_Work required_
Replace each occurrence of "cloud-fill" in the data below with "cloud-shade", and keep everything else the same.

Item position entries:
________________

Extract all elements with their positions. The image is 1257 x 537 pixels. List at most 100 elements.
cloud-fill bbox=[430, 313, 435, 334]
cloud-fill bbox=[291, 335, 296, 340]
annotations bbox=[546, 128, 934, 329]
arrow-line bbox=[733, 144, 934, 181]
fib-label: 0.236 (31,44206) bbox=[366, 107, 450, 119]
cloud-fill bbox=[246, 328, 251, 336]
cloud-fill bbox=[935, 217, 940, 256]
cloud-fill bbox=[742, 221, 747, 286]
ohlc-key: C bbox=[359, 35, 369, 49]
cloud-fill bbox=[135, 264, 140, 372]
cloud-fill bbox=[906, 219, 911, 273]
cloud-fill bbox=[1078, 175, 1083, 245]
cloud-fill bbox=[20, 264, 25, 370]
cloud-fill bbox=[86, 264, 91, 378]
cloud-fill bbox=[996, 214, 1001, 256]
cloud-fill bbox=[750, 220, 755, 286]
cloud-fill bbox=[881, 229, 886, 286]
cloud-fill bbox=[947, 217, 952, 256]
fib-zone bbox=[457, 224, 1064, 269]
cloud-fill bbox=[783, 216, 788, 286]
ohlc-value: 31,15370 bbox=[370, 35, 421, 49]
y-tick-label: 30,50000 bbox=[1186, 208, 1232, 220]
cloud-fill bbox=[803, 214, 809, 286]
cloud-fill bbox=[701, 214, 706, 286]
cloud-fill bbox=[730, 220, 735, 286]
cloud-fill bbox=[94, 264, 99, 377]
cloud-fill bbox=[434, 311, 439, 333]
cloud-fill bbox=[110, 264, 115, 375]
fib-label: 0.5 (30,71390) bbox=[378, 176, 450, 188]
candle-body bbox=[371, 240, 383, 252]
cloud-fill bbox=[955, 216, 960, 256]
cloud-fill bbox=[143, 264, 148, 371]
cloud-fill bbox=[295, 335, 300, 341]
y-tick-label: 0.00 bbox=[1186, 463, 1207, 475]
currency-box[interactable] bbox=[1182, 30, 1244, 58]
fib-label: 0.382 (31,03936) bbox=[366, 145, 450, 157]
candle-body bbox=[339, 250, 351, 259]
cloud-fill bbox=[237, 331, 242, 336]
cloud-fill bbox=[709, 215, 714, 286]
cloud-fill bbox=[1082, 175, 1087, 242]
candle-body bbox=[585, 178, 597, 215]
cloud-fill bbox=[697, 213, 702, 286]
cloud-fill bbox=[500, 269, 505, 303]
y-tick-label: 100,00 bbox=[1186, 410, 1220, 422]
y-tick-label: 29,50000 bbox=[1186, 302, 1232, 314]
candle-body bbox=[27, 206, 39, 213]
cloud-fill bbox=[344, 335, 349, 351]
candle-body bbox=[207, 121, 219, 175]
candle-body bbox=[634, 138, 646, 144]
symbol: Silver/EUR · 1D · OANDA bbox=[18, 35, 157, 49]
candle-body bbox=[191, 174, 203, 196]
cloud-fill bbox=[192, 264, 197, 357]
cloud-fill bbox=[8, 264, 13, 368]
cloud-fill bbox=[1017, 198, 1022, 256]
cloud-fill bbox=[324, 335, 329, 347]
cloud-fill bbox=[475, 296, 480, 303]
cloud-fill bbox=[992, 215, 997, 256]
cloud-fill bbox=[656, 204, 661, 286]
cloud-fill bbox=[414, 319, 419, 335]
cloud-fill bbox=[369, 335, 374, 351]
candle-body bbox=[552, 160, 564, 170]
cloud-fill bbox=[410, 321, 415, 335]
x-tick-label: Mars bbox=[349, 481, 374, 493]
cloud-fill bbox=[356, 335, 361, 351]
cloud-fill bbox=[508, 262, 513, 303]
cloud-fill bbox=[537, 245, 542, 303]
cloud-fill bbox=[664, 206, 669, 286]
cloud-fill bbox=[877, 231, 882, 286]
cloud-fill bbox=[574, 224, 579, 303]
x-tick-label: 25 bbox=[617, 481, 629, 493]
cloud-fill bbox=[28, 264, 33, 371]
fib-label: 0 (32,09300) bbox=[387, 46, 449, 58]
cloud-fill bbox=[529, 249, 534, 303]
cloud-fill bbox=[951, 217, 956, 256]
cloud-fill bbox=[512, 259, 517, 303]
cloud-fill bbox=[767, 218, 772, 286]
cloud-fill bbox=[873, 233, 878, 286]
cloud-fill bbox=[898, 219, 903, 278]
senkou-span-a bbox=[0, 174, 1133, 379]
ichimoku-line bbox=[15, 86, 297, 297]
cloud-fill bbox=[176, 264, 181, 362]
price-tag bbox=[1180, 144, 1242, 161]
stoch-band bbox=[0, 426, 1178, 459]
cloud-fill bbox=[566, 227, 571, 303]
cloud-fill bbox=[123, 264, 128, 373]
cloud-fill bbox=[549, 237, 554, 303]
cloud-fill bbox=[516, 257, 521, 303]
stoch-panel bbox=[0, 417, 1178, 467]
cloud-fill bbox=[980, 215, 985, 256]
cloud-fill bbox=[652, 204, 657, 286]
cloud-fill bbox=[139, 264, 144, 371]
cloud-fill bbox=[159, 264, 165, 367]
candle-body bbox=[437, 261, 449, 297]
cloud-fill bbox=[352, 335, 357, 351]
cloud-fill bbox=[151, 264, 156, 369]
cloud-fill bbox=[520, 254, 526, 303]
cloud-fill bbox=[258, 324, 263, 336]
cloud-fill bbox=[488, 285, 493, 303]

________________

_Correct response_
Extract all elements with their positions. The image is 1257 x 537 pixels. List at most 100 elements.
cloud-shade bbox=[430, 313, 435, 334]
cloud-shade bbox=[291, 335, 296, 340]
annotations bbox=[546, 128, 934, 329]
arrow-line bbox=[733, 144, 934, 181]
fib-label: 0.236 (31,44206) bbox=[366, 107, 450, 119]
cloud-shade bbox=[246, 328, 251, 336]
cloud-shade bbox=[935, 217, 940, 256]
cloud-shade bbox=[742, 221, 747, 286]
ohlc-key: C bbox=[359, 35, 369, 49]
cloud-shade bbox=[135, 264, 140, 372]
cloud-shade bbox=[906, 219, 911, 273]
cloud-shade bbox=[1078, 175, 1083, 245]
cloud-shade bbox=[20, 264, 25, 370]
cloud-shade bbox=[86, 264, 91, 378]
cloud-shade bbox=[996, 214, 1001, 256]
cloud-shade bbox=[750, 220, 755, 286]
cloud-shade bbox=[881, 229, 886, 286]
cloud-shade bbox=[947, 217, 952, 256]
fib-zone bbox=[457, 224, 1064, 269]
cloud-shade bbox=[783, 216, 788, 286]
ohlc-value: 31,15370 bbox=[370, 35, 421, 49]
y-tick-label: 30,50000 bbox=[1186, 208, 1232, 220]
cloud-shade bbox=[803, 214, 809, 286]
cloud-shade bbox=[701, 214, 706, 286]
cloud-shade bbox=[730, 220, 735, 286]
cloud-shade bbox=[94, 264, 99, 377]
cloud-shade bbox=[434, 311, 439, 333]
cloud-shade bbox=[110, 264, 115, 375]
fib-label: 0.5 (30,71390) bbox=[378, 176, 450, 188]
candle-body bbox=[371, 240, 383, 252]
cloud-shade bbox=[955, 216, 960, 256]
cloud-shade bbox=[143, 264, 148, 371]
cloud-shade bbox=[295, 335, 300, 341]
y-tick-label: 0.00 bbox=[1186, 463, 1207, 475]
currency-box[interactable] bbox=[1182, 30, 1244, 58]
fib-label: 0.382 (31,03936) bbox=[366, 145, 450, 157]
candle-body bbox=[339, 250, 351, 259]
cloud-shade bbox=[237, 331, 242, 336]
cloud-shade bbox=[709, 215, 714, 286]
cloud-shade bbox=[1082, 175, 1087, 242]
candle-body bbox=[585, 178, 597, 215]
cloud-shade bbox=[697, 213, 702, 286]
cloud-shade bbox=[500, 269, 505, 303]
y-tick-label: 100,00 bbox=[1186, 410, 1220, 422]
y-tick-label: 29,50000 bbox=[1186, 302, 1232, 314]
candle-body bbox=[27, 206, 39, 213]
cloud-shade bbox=[344, 335, 349, 351]
candle-body bbox=[207, 121, 219, 175]
candle-body bbox=[634, 138, 646, 144]
symbol: Silver/EUR · 1D · OANDA bbox=[18, 35, 157, 49]
candle-body bbox=[191, 174, 203, 196]
cloud-shade bbox=[192, 264, 197, 357]
cloud-shade bbox=[8, 264, 13, 368]
cloud-shade bbox=[1017, 198, 1022, 256]
cloud-shade bbox=[324, 335, 329, 347]
cloud-shade bbox=[475, 296, 480, 303]
cloud-shade bbox=[992, 215, 997, 256]
cloud-shade bbox=[656, 204, 661, 286]
cloud-shade bbox=[414, 319, 419, 335]
cloud-shade bbox=[369, 335, 374, 351]
candle-body bbox=[552, 160, 564, 170]
cloud-shade bbox=[410, 321, 415, 335]
x-tick-label: Mars bbox=[349, 481, 374, 493]
cloud-shade bbox=[356, 335, 361, 351]
cloud-shade bbox=[508, 262, 513, 303]
cloud-shade bbox=[537, 245, 542, 303]
cloud-shade bbox=[664, 206, 669, 286]
cloud-shade bbox=[877, 231, 882, 286]
cloud-shade bbox=[574, 224, 579, 303]
x-tick-label: 25 bbox=[617, 481, 629, 493]
cloud-shade bbox=[28, 264, 33, 371]
fib-label: 0 (32,09300) bbox=[387, 46, 449, 58]
cloud-shade bbox=[529, 249, 534, 303]
cloud-shade bbox=[951, 217, 956, 256]
cloud-shade bbox=[512, 259, 517, 303]
cloud-shade bbox=[767, 218, 772, 286]
cloud-shade bbox=[873, 233, 878, 286]
cloud-shade bbox=[898, 219, 903, 278]
senkou-span-a bbox=[0, 174, 1133, 379]
ichimoku-line bbox=[15, 86, 297, 297]
cloud-shade bbox=[176, 264, 181, 362]
price-tag bbox=[1180, 144, 1242, 161]
stoch-band bbox=[0, 426, 1178, 459]
cloud-shade bbox=[566, 227, 571, 303]
cloud-shade bbox=[123, 264, 128, 373]
cloud-shade bbox=[549, 237, 554, 303]
cloud-shade bbox=[516, 257, 521, 303]
stoch-panel bbox=[0, 417, 1178, 467]
cloud-shade bbox=[980, 215, 985, 256]
cloud-shade bbox=[652, 204, 657, 286]
cloud-shade bbox=[139, 264, 144, 371]
cloud-shade bbox=[159, 264, 165, 367]
candle-body bbox=[437, 261, 449, 297]
cloud-shade bbox=[352, 335, 357, 351]
cloud-shade bbox=[151, 264, 156, 369]
cloud-shade bbox=[520, 254, 526, 303]
cloud-shade bbox=[258, 324, 263, 336]
cloud-shade bbox=[488, 285, 493, 303]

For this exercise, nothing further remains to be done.